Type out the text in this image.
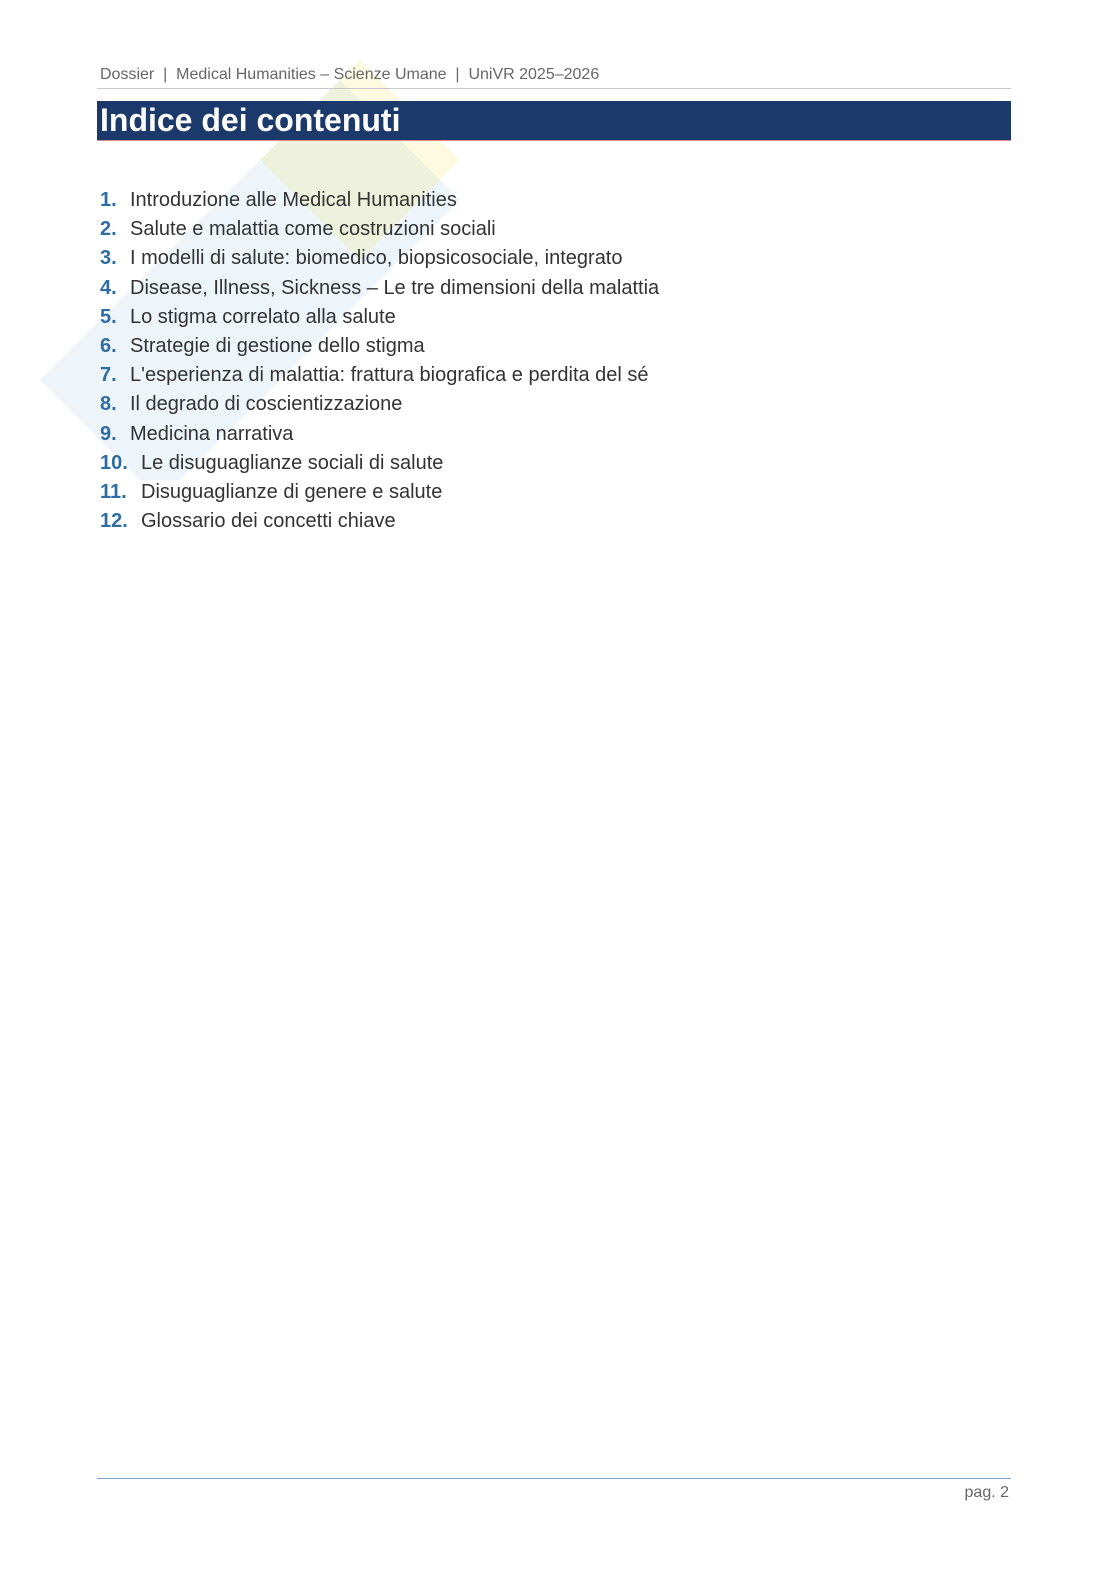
Dossier  |  Medical Humanities – Scienze Umane  |  UniVR 2025–2026
Indice dei contenuti
1. Introduzione alle Medical Humanities
2. Salute e malattia come costruzioni sociali
3. I modelli di salute: biomedico, biopsicosociale, integrato
4. Disease, Illness, Sickness – Le tre dimensioni della malattia
5. Lo stigma correlato alla salute
6. Strategie di gestione dello stigma
7. L'esperienza di malattia: frattura biografica e perdita del sé
8. Il degrado di coscientizzazione
9. Medicina narrativa
10. Le disuguaglianze sociali di salute
11. Disuguaglianze di genere e salute
12. Glossario dei concetti chiave
pag. 2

******************************

Every line of the material is to be quoted exactly, with no pictures carried over.

FULL SOLUTION ▸
Type out the text in this image.
Dossier  |  Medical Humanities – Scienze Umane  |  UniVR 2025–2026
Indice dei contenuti
1. Introduzione alle Medical Humanities
2. Salute e malattia come costruzioni sociali
3. I modelli di salute: biomedico, biopsicosociale, integrato
4. Disease, Illness, Sickness – Le tre dimensioni della malattia
5. Lo stigma correlato alla salute
6. Strategie di gestione dello stigma
7. L'esperienza di malattia: frattura biografica e perdita del sé
8. Il degrado di coscientizzazione
9. Medicina narrativa
10. Le disuguaglianze sociali di salute
11. Disuguaglianze di genere e salute
12. Glossario dei concetti chiave
pag. 2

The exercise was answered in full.